— START Task input —
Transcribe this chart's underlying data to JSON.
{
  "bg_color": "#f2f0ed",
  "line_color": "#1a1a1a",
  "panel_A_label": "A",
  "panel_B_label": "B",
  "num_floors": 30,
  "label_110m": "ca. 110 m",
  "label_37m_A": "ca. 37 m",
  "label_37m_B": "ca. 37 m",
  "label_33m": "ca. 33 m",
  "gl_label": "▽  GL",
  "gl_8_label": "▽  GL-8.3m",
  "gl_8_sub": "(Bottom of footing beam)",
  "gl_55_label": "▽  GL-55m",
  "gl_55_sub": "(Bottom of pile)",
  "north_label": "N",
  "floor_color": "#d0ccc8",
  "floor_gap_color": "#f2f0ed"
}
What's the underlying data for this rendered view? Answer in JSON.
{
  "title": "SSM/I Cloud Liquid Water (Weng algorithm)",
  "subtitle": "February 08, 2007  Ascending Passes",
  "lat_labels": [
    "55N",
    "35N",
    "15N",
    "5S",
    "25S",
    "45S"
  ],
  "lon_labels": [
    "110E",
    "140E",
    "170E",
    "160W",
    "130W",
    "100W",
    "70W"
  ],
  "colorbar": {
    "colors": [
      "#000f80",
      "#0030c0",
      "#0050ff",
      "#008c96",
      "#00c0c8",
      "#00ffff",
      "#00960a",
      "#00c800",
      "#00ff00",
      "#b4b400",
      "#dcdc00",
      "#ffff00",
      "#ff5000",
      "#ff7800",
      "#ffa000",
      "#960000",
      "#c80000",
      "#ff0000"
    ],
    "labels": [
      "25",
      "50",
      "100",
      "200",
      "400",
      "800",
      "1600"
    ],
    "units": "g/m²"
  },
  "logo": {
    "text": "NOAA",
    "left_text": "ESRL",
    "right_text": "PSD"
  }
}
— END Task input —
__Work required__
List the lines of the material in which the word "data" occurs.

__Response to the task__
Transcribe this chart's underlying data to JSON.
What's the underlying data for this rendered view? Answer in JSON.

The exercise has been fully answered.